> **WHAT IS ASKED**:
Set each record down exactly, excluding all images.
## START INPUT
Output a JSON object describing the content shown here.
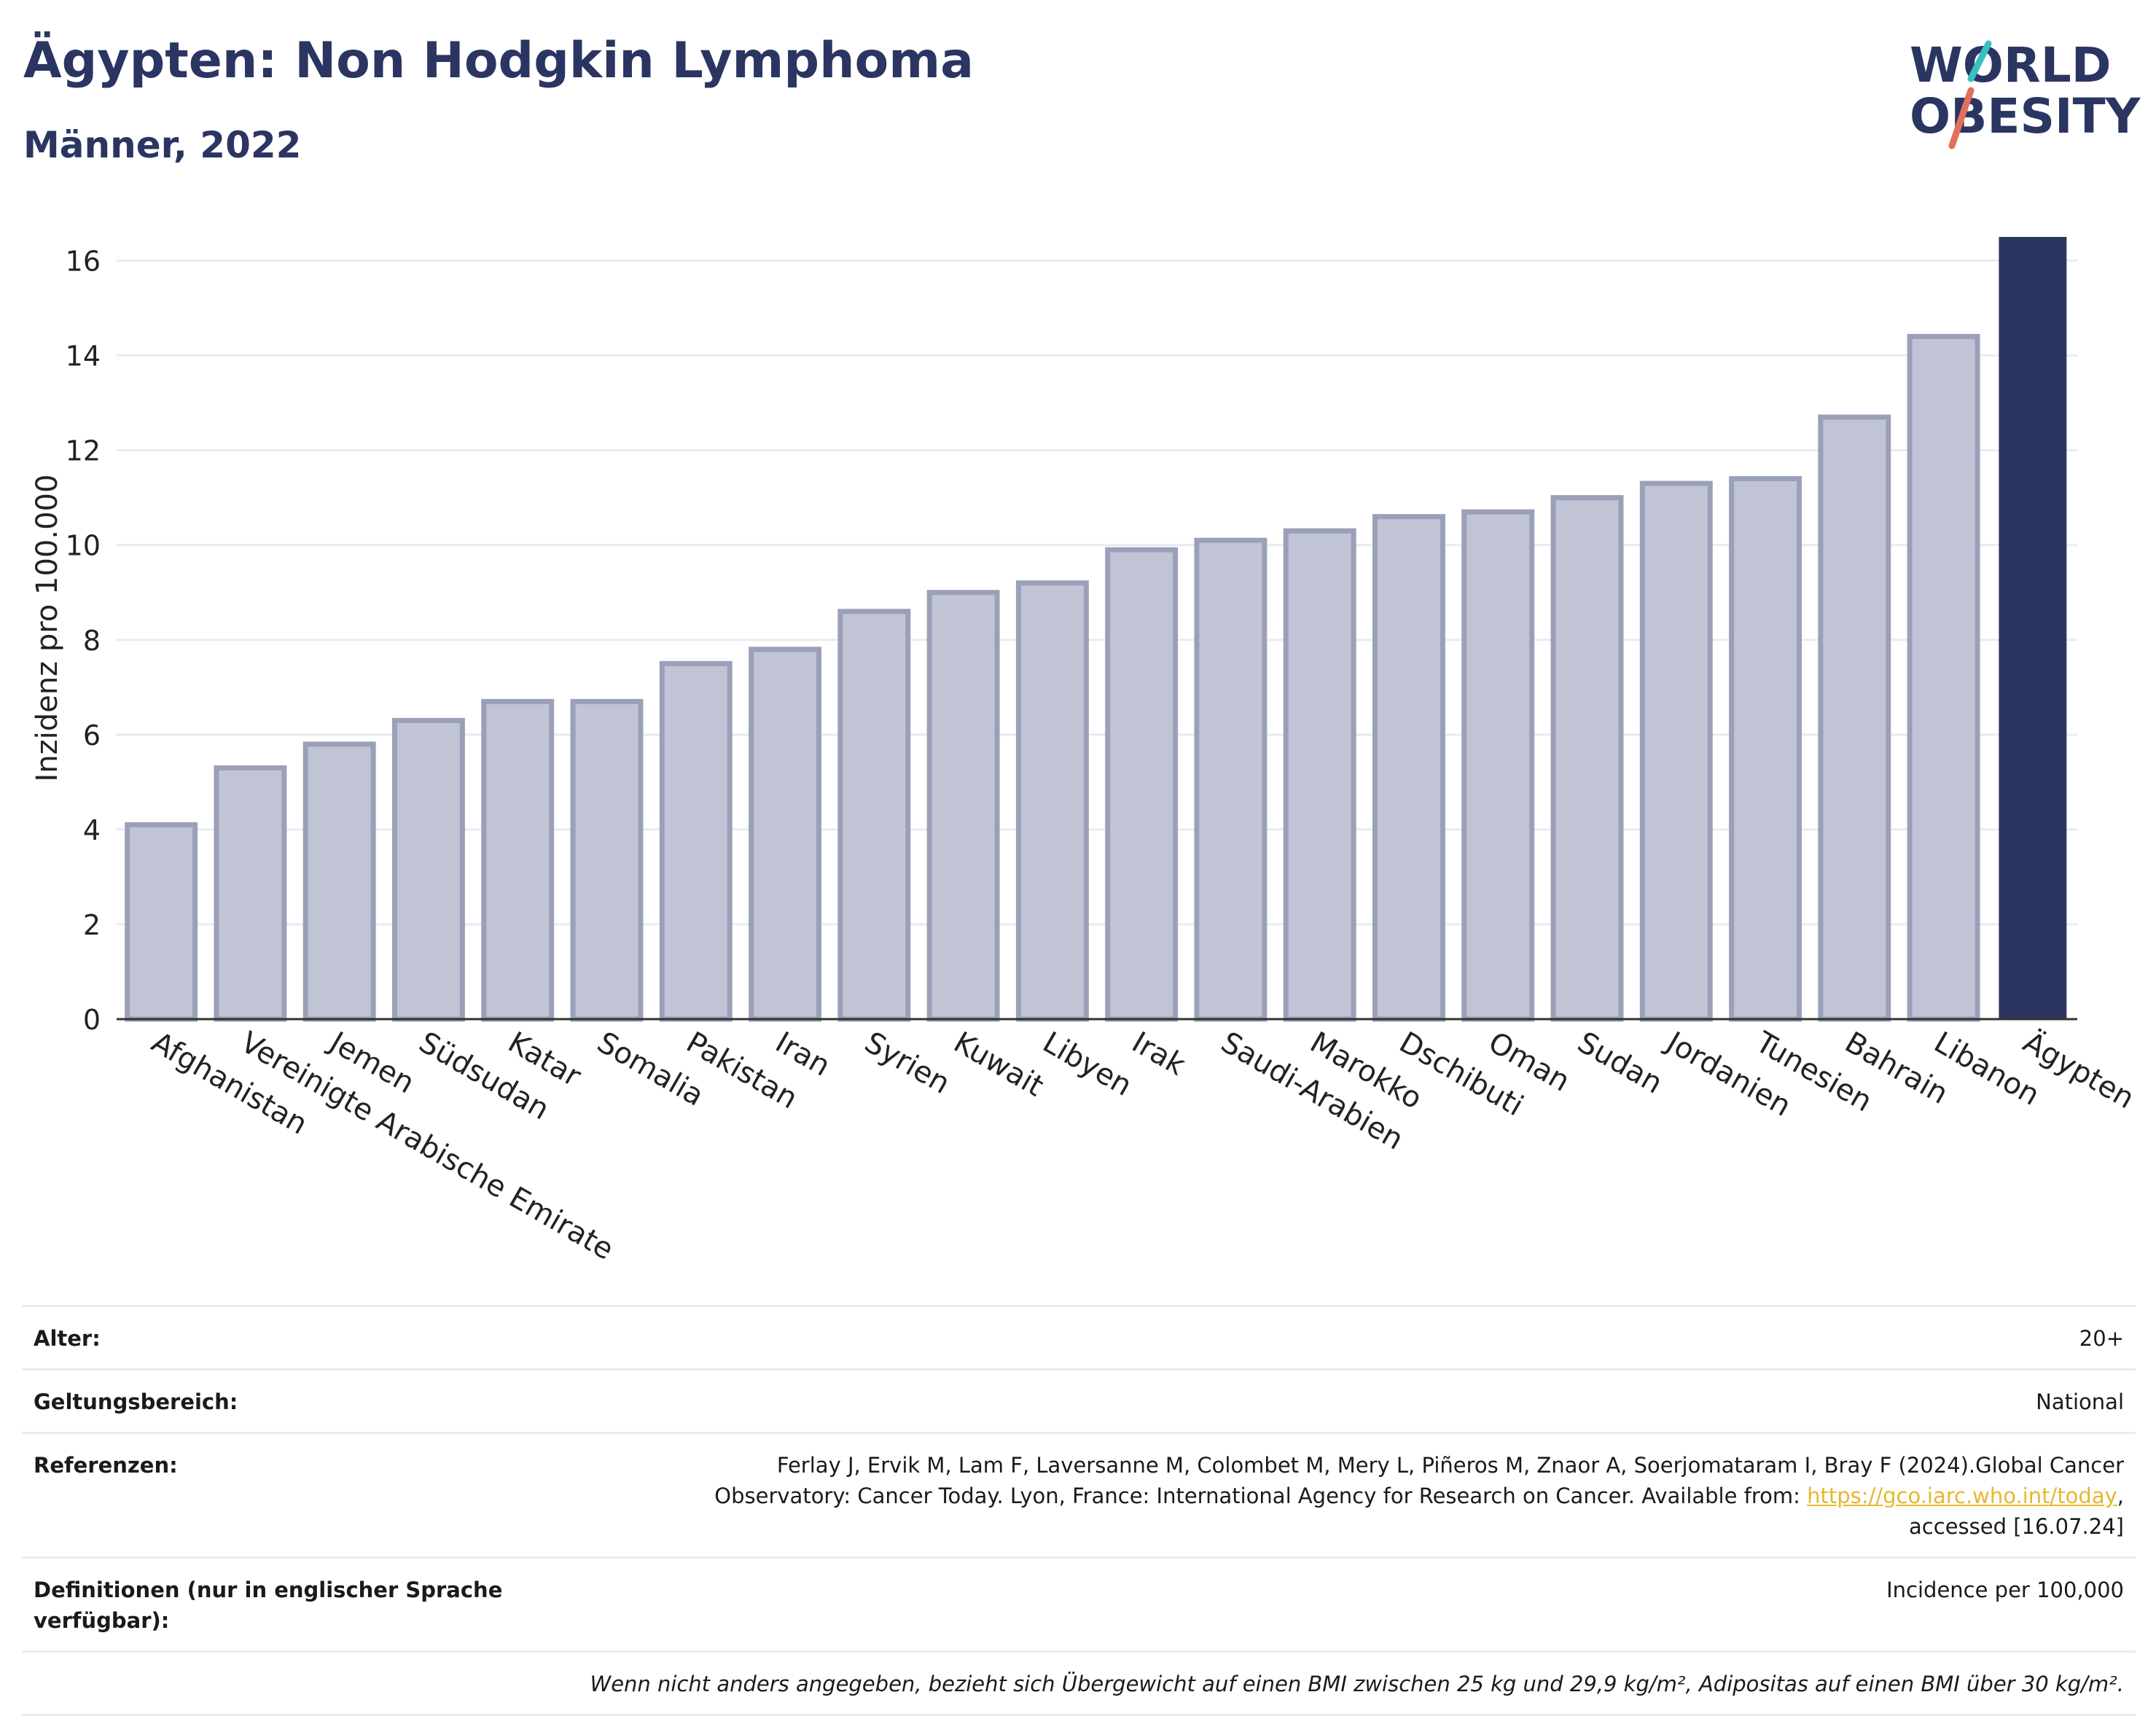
{
  "header": {
    "title": "Ägypten: Non Hodgkin Lymphoma",
    "subtitle": "Männer, 2022"
  },
  "logo": {
    "line1": "WORLD",
    "line2": "OBESITY",
    "colors": [
      "#2b3562",
      "#38c0c0",
      "#e0705a"
    ]
  },
  "colors": {
    "highlight": "#2b3562",
    "bar": "#c0c4d4",
    "bar_border": "#9aa0b8",
    "grid": "#e8ebf2",
    "link": "#e8b72c"
  },
  "chart_data": {
    "type": "bar",
    "ylabel": "Inzidenz pro 100.000",
    "ylim": [
      0,
      16.5
    ],
    "yticks": [
      0,
      2,
      4,
      6,
      8,
      10,
      12,
      14,
      16
    ],
    "grid": true,
    "categories": [
      "Afghanistan",
      "Vereinigte Arabische Emirate",
      "Jemen",
      "Südsudan",
      "Katar",
      "Somalia",
      "Pakistan",
      "Iran",
      "Syrien",
      "Kuwait",
      "Libyen",
      "Irak",
      "Saudi-Arabien",
      "Marokko",
      "Dschibuti",
      "Oman",
      "Sudan",
      "Jordanien",
      "Tunesien",
      "Bahrain",
      "Libanon",
      "Ägypten"
    ],
    "values": [
      4.1,
      5.3,
      5.8,
      6.3,
      6.7,
      6.7,
      7.5,
      7.8,
      8.6,
      9.0,
      9.2,
      9.9,
      10.1,
      10.3,
      10.6,
      10.7,
      11.0,
      11.3,
      11.4,
      12.7,
      14.4,
      16.5
    ],
    "highlight": "Ägypten"
  },
  "info": {
    "rows": [
      {
        "label": "Alter:",
        "value": "20+"
      },
      {
        "label": "Geltungsbereich:",
        "value": "National"
      }
    ],
    "references": {
      "label": "Referenzen:",
      "text1": "Ferlay J, Ervik M, Lam F, Laversanne M, Colombet M, Mery L, Piñeros M, Znaor A, Soerjomataram I, Bray F (2024).Global Cancer",
      "text2": "Observatory: Cancer Today. Lyon, France: International Agency for Research on Cancer. Available from: ",
      "link": "https://gco.iarc.who.int/today",
      "text3": ",",
      "text4": "accessed [16.07.24]"
    },
    "definitions": {
      "label": "Definitionen (nur in englischer Sprache verfügbar):",
      "value": "Incidence per 100,000"
    },
    "note": "Wenn nicht anders angegeben, bezieht sich Übergewicht auf einen BMI zwischen 25 kg und 29,9 kg/m², Adipositas auf einen BMI über 30 kg/m²."
  }
}
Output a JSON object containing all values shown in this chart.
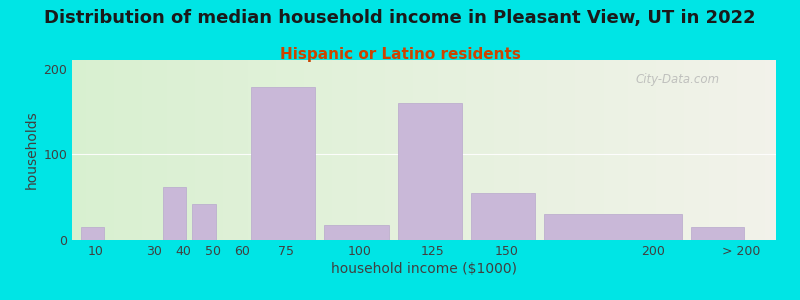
{
  "title": "Distribution of median household income in Pleasant View, UT in 2022",
  "subtitle": "Hispanic or Latino residents",
  "xlabel": "household income ($1000)",
  "ylabel": "households",
  "bar_color": "#c9b8d8",
  "bar_edge_color": "#b8a8cc",
  "background_color": "#00e5e5",
  "plot_bg_left": "#d8f0d0",
  "plot_bg_right": "#f2f2ea",
  "ylim": [
    0,
    210
  ],
  "yticks": [
    0,
    100,
    200
  ],
  "title_fontsize": 13,
  "subtitle_fontsize": 11,
  "axis_label_fontsize": 10,
  "tick_fontsize": 9,
  "watermark": "City-Data.com",
  "bar_lefts": [
    5,
    25,
    33,
    43,
    53,
    63,
    88,
    113,
    138,
    163,
    213
  ],
  "bar_widths": [
    8,
    5,
    8,
    8,
    8,
    22,
    22,
    22,
    22,
    47,
    18
  ],
  "bar_heights": [
    15,
    0,
    62,
    42,
    0,
    178,
    17,
    160,
    55,
    30,
    15
  ],
  "xtick_positions": [
    10,
    30,
    40,
    50,
    60,
    75,
    100,
    125,
    150,
    200,
    230
  ],
  "xtick_labels": [
    "10",
    "30",
    "40",
    "50",
    "60",
    "75",
    "100",
    "125",
    "150",
    "200",
    "> 200"
  ]
}
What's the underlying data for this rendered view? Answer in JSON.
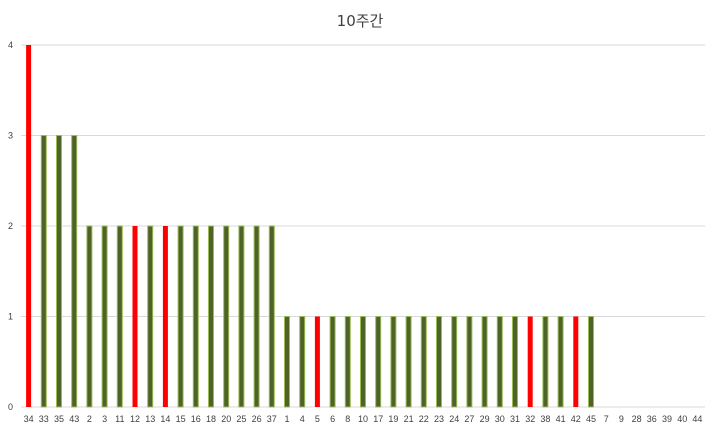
{
  "chart_data": {
    "type": "bar",
    "title": "10주간",
    "xlabel": "",
    "ylabel": "",
    "ylim": [
      0,
      4
    ],
    "yticks": [
      "0",
      "1",
      "2",
      "3",
      "4"
    ],
    "grid": true,
    "categories": [
      "34",
      "33",
      "35",
      "43",
      "2",
      "3",
      "11",
      "12",
      "13",
      "14",
      "15",
      "16",
      "18",
      "20",
      "25",
      "26",
      "37",
      "1",
      "4",
      "5",
      "6",
      "8",
      "10",
      "17",
      "19",
      "21",
      "22",
      "23",
      "24",
      "27",
      "29",
      "30",
      "31",
      "32",
      "38",
      "41",
      "42",
      "45",
      "7",
      "9",
      "28",
      "36",
      "39",
      "40",
      "44"
    ],
    "values": [
      4,
      3,
      3,
      3,
      2,
      2,
      2,
      2,
      2,
      2,
      2,
      2,
      2,
      2,
      2,
      2,
      2,
      1,
      1,
      1,
      1,
      1,
      1,
      1,
      1,
      1,
      1,
      1,
      1,
      1,
      1,
      1,
      1,
      1,
      1,
      1,
      1,
      1,
      0,
      0,
      0,
      0,
      0,
      0,
      0
    ],
    "highlighted": [
      "34",
      "12",
      "14",
      "5",
      "32",
      "42"
    ],
    "colors": {
      "default_fill": "#4f6228",
      "default_edge": "#9bbb59",
      "highlight_fill": "#ff0000",
      "grid": "#d9d9d9",
      "text": "#404040"
    }
  }
}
## END INPUT
> **THE ANSWER**:
Output a JSON object describing the content shown here.
{
  "header": {
    "title": "Ägypten: Non Hodgkin Lymphoma",
    "subtitle": "Männer, 2022"
  },
  "logo": {
    "line1": "WORLD",
    "line2": "OBESITY",
    "colors": [
      "#2b3562",
      "#38c0c0",
      "#e0705a"
    ]
  },
  "colors": {
    "highlight": "#2b3562",
    "bar": "#c0c4d4",
    "bar_border": "#9aa0b8",
    "grid": "#e8ebf2",
    "link": "#e8b72c"
  },
  "chart_data": {
    "type": "bar",
    "ylabel": "Inzidenz pro 100.000",
    "ylim": [
      0,
      16.5
    ],
    "yticks": [
      0,
      2,
      4,
      6,
      8,
      10,
      12,
      14,
      16
    ],
    "grid": true,
    "categories": [
      "Afghanistan",
      "Vereinigte Arabische Emirate",
      "Jemen",
      "Südsudan",
      "Katar",
      "Somalia",
      "Pakistan",
      "Iran",
      "Syrien",
      "Kuwait",
      "Libyen",
      "Irak",
      "Saudi-Arabien",
      "Marokko",
      "Dschibuti",
      "Oman",
      "Sudan",
      "Jordanien",
      "Tunesien",
      "Bahrain",
      "Libanon",
      "Ägypten"
    ],
    "values": [
      4.1,
      5.3,
      5.8,
      6.3,
      6.7,
      6.7,
      7.5,
      7.8,
      8.6,
      9.0,
      9.2,
      9.9,
      10.1,
      10.3,
      10.6,
      10.7,
      11.0,
      11.3,
      11.4,
      12.7,
      14.4,
      16.5
    ],
    "highlight": "Ägypten"
  },
  "info": {
    "rows": [
      {
        "label": "Alter:",
        "value": "20+"
      },
      {
        "label": "Geltungsbereich:",
        "value": "National"
      }
    ],
    "references": {
      "label": "Referenzen:",
      "text1": "Ferlay J, Ervik M, Lam F, Laversanne M, Colombet M, Mery L, Piñeros M, Znaor A, Soerjomataram I, Bray F (2024).Global Cancer",
      "text2": "Observatory: Cancer Today. Lyon, France: International Agency for Research on Cancer. Available from: ",
      "link": "https://gco.iarc.who.int/today",
      "text3": ",",
      "text4": "accessed [16.07.24]"
    },
    "definitions": {
      "label": "Definitionen (nur in englischer Sprache verfügbar):",
      "value": "Incidence per 100,000"
    },
    "note": "Wenn nicht anders angegeben, bezieht sich Übergewicht auf einen BMI zwischen 25 kg und 29,9 kg/m², Adipositas auf einen BMI über 30 kg/m²."
  }
}
Output a JSON object containing all values shown in this chart.
{
  "title": "Distribution of median household income in Pleasant View, UT in 2022",
  "subtitle": "Hispanic or Latino residents",
  "xlabel": "household income ($1000)",
  "ylabel": "households",
  "bar_color": "#c9b8d8",
  "bar_edge_color": "#b8a8cc",
  "background_color": "#00e5e5",
  "plot_bg_left": "#d8f0d0",
  "plot_bg_right": "#f2f2ea",
  "ylim": [
    0,
    210
  ],
  "yticks": [
    0,
    100,
    200
  ],
  "title_fontsize": 13,
  "subtitle_fontsize": 11,
  "axis_label_fontsize": 10,
  "tick_fontsize": 9,
  "watermark": "City-Data.com",
  "bar_lefts": [
    5,
    25,
    33,
    43,
    53,
    63,
    88,
    113,
    138,
    163,
    213
  ],
  "bar_widths": [
    8,
    5,
    8,
    8,
    8,
    22,
    22,
    22,
    22,
    47,
    18
  ],
  "bar_heights": [
    15,
    0,
    62,
    42,
    0,
    178,
    17,
    160,
    55,
    30,
    15
  ],
  "xtick_positions": [
    10,
    30,
    40,
    50,
    60,
    75,
    100,
    125,
    150,
    200,
    230
  ],
  "xtick_labels": [
    "10",
    "30",
    "40",
    "50",
    "60",
    "75",
    "100",
    "125",
    "150",
    "200",
    "> 200"
  ]
}
What's the underlying data for this rendered view? Answer in JSON.
{
  "chart_data": {
    "type": "bar",
    "title": "10주간",
    "xlabel": "",
    "ylabel": "",
    "ylim": [
      0,
      4
    ],
    "yticks": [
      "0",
      "1",
      "2",
      "3",
      "4"
    ],
    "grid": true,
    "categories": [
      "34",
      "33",
      "35",
      "43",
      "2",
      "3",
      "11",
      "12",
      "13",
      "14",
      "15",
      "16",
      "18",
      "20",
      "25",
      "26",
      "37",
      "1",
      "4",
      "5",
      "6",
      "8",
      "10",
      "17",
      "19",
      "21",
      "22",
      "23",
      "24",
      "27",
      "29",
      "30",
      "31",
      "32",
      "38",
      "41",
      "42",
      "45",
      "7",
      "9",
      "28",
      "36",
      "39",
      "40",
      "44"
    ],
    "values": [
      4,
      3,
      3,
      3,
      2,
      2,
      2,
      2,
      2,
      2,
      2,
      2,
      2,
      2,
      2,
      2,
      2,
      1,
      1,
      1,
      1,
      1,
      1,
      1,
      1,
      1,
      1,
      1,
      1,
      1,
      1,
      1,
      1,
      1,
      1,
      1,
      1,
      1,
      0,
      0,
      0,
      0,
      0,
      0,
      0
    ],
    "highlighted": [
      "34",
      "12",
      "14",
      "5",
      "32",
      "42"
    ],
    "colors": {
      "default_fill": "#4f6228",
      "default_edge": "#9bbb59",
      "highlight_fill": "#ff0000",
      "grid": "#d9d9d9",
      "text": "#404040"
    }
  }
}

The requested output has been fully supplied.